• [Work to complete]: All of the material below is to be repeated exactly.
━━ Record set ━━
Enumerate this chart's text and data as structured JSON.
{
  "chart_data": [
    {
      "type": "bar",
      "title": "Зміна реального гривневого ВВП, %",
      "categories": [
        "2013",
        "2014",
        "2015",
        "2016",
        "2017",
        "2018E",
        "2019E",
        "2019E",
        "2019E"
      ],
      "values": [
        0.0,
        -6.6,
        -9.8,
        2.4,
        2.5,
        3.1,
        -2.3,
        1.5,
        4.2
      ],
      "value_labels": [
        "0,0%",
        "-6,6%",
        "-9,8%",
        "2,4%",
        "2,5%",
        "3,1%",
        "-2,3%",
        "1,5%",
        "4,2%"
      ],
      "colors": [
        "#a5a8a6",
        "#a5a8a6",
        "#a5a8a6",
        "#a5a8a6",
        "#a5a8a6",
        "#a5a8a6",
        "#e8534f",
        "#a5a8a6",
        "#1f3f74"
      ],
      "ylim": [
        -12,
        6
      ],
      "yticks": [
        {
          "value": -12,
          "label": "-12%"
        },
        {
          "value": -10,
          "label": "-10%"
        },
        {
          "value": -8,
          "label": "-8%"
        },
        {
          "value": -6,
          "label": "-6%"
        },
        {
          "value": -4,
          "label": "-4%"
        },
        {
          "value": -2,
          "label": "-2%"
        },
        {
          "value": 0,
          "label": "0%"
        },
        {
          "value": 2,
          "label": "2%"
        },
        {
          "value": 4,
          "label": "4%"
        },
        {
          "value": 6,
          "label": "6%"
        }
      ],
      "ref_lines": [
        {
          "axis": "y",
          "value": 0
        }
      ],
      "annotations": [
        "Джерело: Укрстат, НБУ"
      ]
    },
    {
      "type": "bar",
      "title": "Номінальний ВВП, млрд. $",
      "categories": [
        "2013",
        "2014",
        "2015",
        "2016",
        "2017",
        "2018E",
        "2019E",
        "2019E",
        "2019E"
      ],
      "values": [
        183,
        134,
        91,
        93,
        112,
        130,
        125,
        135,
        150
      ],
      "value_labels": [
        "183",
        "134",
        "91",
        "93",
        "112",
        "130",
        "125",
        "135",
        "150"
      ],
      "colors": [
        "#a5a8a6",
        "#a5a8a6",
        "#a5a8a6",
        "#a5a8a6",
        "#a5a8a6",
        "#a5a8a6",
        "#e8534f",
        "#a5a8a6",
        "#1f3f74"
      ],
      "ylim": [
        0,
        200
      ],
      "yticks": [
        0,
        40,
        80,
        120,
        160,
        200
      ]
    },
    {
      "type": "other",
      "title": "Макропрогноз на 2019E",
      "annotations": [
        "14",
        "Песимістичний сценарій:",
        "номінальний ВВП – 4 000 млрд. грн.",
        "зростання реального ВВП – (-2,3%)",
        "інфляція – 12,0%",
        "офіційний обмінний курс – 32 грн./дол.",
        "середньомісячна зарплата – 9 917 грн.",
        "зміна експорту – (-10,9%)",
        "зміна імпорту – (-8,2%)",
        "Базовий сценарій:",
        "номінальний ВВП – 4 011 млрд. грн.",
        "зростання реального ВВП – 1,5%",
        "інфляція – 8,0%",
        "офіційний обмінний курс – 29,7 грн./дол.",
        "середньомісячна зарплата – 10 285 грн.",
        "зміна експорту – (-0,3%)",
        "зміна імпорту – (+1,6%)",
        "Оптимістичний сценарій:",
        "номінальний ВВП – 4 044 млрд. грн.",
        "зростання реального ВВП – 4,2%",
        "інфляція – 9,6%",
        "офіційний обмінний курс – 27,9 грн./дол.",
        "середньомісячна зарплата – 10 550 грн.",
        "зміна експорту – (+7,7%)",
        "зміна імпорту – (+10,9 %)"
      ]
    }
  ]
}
━━━
• [Full answer]:
Enumerate this chart's text and data as structured JSON.
{
  "chart_data": [
    {
      "type": "bar",
      "title": "Зміна реального гривневого ВВП, %",
      "categories": [
        "2013",
        "2014",
        "2015",
        "2016",
        "2017",
        "2018E",
        "2019E",
        "2019E",
        "2019E"
      ],
      "values": [
        0.0,
        -6.6,
        -9.8,
        2.4,
        2.5,
        3.1,
        -2.3,
        1.5,
        4.2
      ],
      "value_labels": [
        "0,0%",
        "-6,6%",
        "-9,8%",
        "2,4%",
        "2,5%",
        "3,1%",
        "-2,3%",
        "1,5%",
        "4,2%"
      ],
      "colors": [
        "#a5a8a6",
        "#a5a8a6",
        "#a5a8a6",
        "#a5a8a6",
        "#a5a8a6",
        "#a5a8a6",
        "#e8534f",
        "#a5a8a6",
        "#1f3f74"
      ],
      "ylim": [
        -12,
        6
      ],
      "yticks": [
        {
          "value": -12,
          "label": "-12%"
        },
        {
          "value": -10,
          "label": "-10%"
        },
        {
          "value": -8,
          "label": "-8%"
        },
        {
          "value": -6,
          "label": "-6%"
        },
        {
          "value": -4,
          "label": "-4%"
        },
        {
          "value": -2,
          "label": "-2%"
        },
        {
          "value": 0,
          "label": "0%"
        },
        {
          "value": 2,
          "label": "2%"
        },
        {
          "value": 4,
          "label": "4%"
        },
        {
          "value": 6,
          "label": "6%"
        }
      ],
      "ref_lines": [
        {
          "axis": "y",
          "value": 0
        }
      ],
      "annotations": [
        "Джерело: Укрстат, НБУ"
      ]
    },
    {
      "type": "bar",
      "title": "Номінальний ВВП, млрд. $",
      "categories": [
        "2013",
        "2014",
        "2015",
        "2016",
        "2017",
        "2018E",
        "2019E",
        "2019E",
        "2019E"
      ],
      "values": [
        183,
        134,
        91,
        93,
        112,
        130,
        125,
        135,
        150
      ],
      "value_labels": [
        "183",
        "134",
        "91",
        "93",
        "112",
        "130",
        "125",
        "135",
        "150"
      ],
      "colors": [
        "#a5a8a6",
        "#a5a8a6",
        "#a5a8a6",
        "#a5a8a6",
        "#a5a8a6",
        "#a5a8a6",
        "#e8534f",
        "#a5a8a6",
        "#1f3f74"
      ],
      "ylim": [
        0,
        200
      ],
      "yticks": [
        0,
        40,
        80,
        120,
        160,
        200
      ]
    },
    {
      "type": "other",
      "title": "Макропрогноз на 2019E",
      "annotations": [
        "14",
        "Песимістичний сценарій:",
        "номінальний ВВП – 4 000 млрд. грн.",
        "зростання реального ВВП – (-2,3%)",
        "інфляція – 12,0%",
        "офіційний обмінний курс – 32 грн./дол.",
        "середньомісячна зарплата – 9 917 грн.",
        "зміна експорту – (-10,9%)",
        "зміна імпорту – (-8,2%)",
        "Базовий сценарій:",
        "номінальний ВВП – 4 011 млрд. грн.",
        "зростання реального ВВП – 1,5%",
        "інфляція – 8,0%",
        "офіційний обмінний курс – 29,7 грн./дол.",
        "середньомісячна зарплата – 10 285 грн.",
        "зміна експорту – (-0,3%)",
        "зміна імпорту – (+1,6%)",
        "Оптимістичний сценарій:",
        "номінальний ВВП – 4 044 млрд. грн.",
        "зростання реального ВВП – 4,2%",
        "інфляція – 9,6%",
        "офіційний обмінний курс – 27,9 грн./дол.",
        "середньомісячна зарплата – 10 550 грн.",
        "зміна експорту – (+7,7%)",
        "зміна імпорту – (+10,9 %)"
      ]
    }
  ]
}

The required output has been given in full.